> _Some records_:
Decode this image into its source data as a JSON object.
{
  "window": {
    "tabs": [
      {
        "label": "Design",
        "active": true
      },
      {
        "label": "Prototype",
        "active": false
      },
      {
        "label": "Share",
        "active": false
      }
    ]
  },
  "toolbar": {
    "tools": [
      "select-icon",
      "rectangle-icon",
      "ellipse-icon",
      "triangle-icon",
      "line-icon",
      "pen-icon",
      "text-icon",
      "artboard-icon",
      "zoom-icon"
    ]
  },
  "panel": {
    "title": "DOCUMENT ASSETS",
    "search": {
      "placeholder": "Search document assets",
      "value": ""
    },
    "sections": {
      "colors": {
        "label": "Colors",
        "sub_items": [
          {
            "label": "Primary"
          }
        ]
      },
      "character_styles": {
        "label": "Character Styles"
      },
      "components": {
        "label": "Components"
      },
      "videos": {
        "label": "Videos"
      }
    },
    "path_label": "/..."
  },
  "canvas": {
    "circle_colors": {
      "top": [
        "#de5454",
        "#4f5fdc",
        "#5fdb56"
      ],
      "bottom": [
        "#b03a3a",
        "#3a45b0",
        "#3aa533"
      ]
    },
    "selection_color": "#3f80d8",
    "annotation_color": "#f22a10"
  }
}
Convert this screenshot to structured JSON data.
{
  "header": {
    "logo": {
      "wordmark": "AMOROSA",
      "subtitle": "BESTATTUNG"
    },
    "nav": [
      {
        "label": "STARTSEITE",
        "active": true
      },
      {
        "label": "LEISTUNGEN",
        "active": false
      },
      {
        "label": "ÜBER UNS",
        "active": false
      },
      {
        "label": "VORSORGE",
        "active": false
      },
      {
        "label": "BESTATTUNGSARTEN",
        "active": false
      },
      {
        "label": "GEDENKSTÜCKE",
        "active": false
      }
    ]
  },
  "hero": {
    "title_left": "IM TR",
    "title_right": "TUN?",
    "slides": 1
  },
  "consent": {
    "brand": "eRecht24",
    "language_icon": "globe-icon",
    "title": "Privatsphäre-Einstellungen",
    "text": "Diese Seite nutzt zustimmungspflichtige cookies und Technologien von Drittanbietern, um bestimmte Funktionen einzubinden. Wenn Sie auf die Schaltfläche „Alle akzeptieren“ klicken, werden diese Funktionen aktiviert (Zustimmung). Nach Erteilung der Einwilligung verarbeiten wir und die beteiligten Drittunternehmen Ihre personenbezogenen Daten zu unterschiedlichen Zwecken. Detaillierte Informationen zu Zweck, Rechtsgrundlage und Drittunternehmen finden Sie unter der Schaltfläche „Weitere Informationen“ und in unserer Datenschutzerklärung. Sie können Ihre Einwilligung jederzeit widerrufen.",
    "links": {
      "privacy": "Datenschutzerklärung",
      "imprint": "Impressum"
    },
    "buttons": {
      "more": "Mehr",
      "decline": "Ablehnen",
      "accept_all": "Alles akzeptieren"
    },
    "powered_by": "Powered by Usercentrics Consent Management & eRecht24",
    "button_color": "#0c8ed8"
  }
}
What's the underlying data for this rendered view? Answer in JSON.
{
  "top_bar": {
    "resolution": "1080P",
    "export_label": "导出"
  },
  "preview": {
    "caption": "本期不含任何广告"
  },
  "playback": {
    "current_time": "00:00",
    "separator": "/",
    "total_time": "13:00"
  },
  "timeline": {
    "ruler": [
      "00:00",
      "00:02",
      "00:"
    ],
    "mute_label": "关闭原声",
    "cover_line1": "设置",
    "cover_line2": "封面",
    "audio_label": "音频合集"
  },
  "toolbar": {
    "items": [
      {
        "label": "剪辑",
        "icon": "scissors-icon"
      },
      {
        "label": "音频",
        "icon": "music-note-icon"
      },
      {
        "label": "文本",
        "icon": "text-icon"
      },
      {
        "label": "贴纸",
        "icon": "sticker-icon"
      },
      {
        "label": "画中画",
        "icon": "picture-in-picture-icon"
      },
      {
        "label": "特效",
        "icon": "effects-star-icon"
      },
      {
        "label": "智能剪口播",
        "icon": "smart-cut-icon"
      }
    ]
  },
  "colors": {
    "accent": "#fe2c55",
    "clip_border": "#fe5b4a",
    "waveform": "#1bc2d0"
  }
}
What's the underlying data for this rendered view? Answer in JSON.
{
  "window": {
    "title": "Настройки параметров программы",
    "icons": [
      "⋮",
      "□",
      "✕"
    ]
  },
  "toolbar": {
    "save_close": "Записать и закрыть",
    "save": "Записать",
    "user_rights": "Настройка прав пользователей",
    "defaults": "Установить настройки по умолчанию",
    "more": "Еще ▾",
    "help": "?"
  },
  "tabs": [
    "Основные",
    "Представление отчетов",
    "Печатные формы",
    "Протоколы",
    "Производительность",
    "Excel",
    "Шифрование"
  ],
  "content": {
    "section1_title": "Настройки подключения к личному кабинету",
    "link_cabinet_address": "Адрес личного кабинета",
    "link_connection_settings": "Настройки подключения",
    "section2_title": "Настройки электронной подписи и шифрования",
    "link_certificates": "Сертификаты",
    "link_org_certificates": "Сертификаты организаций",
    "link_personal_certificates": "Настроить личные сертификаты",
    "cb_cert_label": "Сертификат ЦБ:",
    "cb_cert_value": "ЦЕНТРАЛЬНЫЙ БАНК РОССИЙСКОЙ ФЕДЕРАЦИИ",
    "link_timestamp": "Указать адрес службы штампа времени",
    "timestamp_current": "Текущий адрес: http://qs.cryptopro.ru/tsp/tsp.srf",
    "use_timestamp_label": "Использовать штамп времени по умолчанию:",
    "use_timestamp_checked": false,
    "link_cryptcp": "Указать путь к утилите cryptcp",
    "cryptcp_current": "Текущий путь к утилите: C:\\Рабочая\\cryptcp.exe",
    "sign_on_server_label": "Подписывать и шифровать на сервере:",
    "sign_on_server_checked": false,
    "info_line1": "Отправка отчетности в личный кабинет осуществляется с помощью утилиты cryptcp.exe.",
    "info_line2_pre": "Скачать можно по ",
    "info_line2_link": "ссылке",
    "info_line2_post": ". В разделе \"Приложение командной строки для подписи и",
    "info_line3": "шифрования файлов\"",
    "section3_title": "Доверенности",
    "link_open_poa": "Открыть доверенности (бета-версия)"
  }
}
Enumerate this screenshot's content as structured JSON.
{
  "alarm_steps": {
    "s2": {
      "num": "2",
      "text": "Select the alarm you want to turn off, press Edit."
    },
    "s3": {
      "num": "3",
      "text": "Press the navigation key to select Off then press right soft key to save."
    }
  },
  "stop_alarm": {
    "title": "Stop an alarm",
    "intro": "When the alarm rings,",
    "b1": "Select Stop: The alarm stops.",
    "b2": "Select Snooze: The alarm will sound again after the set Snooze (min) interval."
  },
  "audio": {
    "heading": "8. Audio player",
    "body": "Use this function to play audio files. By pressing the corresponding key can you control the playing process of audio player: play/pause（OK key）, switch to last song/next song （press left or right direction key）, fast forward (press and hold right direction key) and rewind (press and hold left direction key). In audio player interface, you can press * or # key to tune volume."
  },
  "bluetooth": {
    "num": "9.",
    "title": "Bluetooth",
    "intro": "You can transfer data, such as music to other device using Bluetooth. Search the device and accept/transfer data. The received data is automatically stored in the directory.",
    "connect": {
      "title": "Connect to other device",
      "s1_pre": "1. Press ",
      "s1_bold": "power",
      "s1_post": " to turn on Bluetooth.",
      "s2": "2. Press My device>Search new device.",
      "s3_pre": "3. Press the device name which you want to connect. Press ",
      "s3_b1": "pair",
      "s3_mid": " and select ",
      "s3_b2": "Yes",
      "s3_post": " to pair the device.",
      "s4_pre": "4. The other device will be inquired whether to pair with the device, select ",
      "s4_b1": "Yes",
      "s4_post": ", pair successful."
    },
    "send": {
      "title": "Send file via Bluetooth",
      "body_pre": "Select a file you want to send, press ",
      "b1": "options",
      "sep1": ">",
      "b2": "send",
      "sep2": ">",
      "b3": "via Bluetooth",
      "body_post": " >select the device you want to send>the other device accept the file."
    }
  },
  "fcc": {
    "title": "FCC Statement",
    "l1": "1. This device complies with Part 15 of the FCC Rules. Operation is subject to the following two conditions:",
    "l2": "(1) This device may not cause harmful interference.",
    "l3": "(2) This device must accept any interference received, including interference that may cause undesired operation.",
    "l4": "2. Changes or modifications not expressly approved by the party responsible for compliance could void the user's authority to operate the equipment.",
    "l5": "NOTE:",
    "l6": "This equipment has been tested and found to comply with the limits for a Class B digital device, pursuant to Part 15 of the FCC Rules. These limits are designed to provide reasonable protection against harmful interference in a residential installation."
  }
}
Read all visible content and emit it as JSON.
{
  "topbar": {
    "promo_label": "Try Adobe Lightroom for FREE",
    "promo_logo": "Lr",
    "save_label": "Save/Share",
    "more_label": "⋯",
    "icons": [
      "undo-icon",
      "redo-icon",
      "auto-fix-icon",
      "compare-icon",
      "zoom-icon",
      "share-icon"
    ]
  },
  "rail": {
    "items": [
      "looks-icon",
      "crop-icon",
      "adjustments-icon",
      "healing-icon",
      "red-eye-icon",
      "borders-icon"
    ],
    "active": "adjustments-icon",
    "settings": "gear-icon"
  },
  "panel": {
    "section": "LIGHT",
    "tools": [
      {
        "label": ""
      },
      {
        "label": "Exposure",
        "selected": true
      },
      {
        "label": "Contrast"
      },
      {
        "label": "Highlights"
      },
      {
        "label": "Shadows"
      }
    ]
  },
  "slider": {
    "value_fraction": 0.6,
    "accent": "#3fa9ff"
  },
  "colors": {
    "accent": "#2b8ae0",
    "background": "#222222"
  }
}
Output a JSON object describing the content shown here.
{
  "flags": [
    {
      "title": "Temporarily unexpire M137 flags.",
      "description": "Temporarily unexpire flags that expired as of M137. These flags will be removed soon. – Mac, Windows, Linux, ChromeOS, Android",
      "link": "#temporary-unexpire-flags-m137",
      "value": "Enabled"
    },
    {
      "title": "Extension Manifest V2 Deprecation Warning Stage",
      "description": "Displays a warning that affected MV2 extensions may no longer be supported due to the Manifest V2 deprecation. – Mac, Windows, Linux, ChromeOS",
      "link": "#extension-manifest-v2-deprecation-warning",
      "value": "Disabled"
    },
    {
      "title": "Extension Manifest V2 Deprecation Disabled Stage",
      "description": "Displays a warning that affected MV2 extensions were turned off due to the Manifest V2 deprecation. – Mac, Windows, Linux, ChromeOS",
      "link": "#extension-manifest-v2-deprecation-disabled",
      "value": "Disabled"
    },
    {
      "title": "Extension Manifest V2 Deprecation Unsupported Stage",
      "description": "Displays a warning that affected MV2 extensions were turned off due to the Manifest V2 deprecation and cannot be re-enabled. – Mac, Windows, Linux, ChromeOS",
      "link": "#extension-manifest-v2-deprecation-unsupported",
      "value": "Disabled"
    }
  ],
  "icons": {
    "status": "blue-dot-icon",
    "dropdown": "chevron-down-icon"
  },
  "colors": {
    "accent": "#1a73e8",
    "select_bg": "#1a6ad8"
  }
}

> _Given request_: Find the word "intro" in the entries above and gather every line that holds it.

> _Exercise response_:
    "intro": "When the alarm rings,",
    "intro": "You can transfer data, such as music to other device using Bluetooth. Search the device and accept/transfer data. The received data is automatically stored in the directory.",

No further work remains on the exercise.